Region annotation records
⟨
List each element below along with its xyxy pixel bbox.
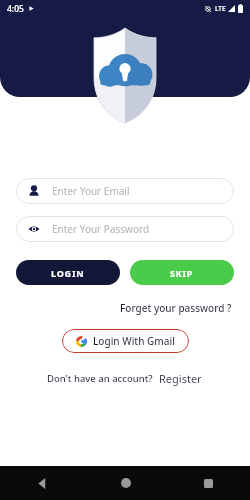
staticText: Enter Your Password xyxy=(52,222,150,236)
button[interactable]: SKIP xyxy=(130,260,234,285)
button[interactable]: Enter Your Email xyxy=(16,178,234,204)
button[interactable]: Register xyxy=(158,370,203,387)
staticText: Register xyxy=(159,371,202,386)
button[interactable]: Recent apps xyxy=(167,466,250,500)
staticText: LOGIN xyxy=(51,267,85,279)
staticText: Login With Gmail xyxy=(93,334,175,348)
staticText: SKIP xyxy=(170,267,194,279)
button[interactable]: Login With Gmail xyxy=(62,329,189,353)
staticText: Forget your password ? xyxy=(120,301,232,315)
staticText: Don't have an account? xyxy=(47,372,153,385)
button[interactable]: Forget your password ? xyxy=(118,299,234,317)
button[interactable]: LOGIN xyxy=(16,260,120,285)
staticText: 4:05 xyxy=(7,3,24,15)
button[interactable]: Home xyxy=(84,466,167,500)
button[interactable]: Back xyxy=(0,466,84,500)
button[interactable]: Enter Your Password xyxy=(16,216,234,242)
staticText: LTE xyxy=(215,4,226,13)
staticText: Enter Your Email xyxy=(52,184,130,198)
⟩
- [Set task]
Copy out all the items above, putting "Sign Up" wherever "Register" appears and leaving everything else untouched. Leave the pictures out.

- [Full solution]
List each element below along with its xyxy pixel bbox.
staticText: Enter Your Password xyxy=(52,222,150,236)
button[interactable]: SKIP xyxy=(130,260,234,285)
button[interactable]: Enter Your Email xyxy=(16,178,234,204)
button[interactable]: Sign Up xyxy=(158,370,203,387)
staticText: Sign Up xyxy=(159,371,202,386)
button[interactable]: Recent apps xyxy=(167,466,250,500)
staticText: LOGIN xyxy=(51,267,85,279)
staticText: Login With Gmail xyxy=(93,334,175,348)
staticText: SKIP xyxy=(170,267,194,279)
button[interactable]: Login With Gmail xyxy=(62,329,189,353)
staticText: Forget your password ? xyxy=(120,301,232,315)
staticText: Don't have an account? xyxy=(47,372,153,385)
button[interactable]: Forget your password ? xyxy=(118,299,234,317)
button[interactable]: LOGIN xyxy=(16,260,120,285)
staticText: 4:05 xyxy=(7,3,24,15)
button[interactable]: Home xyxy=(84,466,167,500)
button[interactable]: Back xyxy=(0,466,84,500)
button[interactable]: Enter Your Password xyxy=(16,216,234,242)
staticText: LTE xyxy=(215,4,226,13)
staticText: Enter Your Email xyxy=(52,184,130,198)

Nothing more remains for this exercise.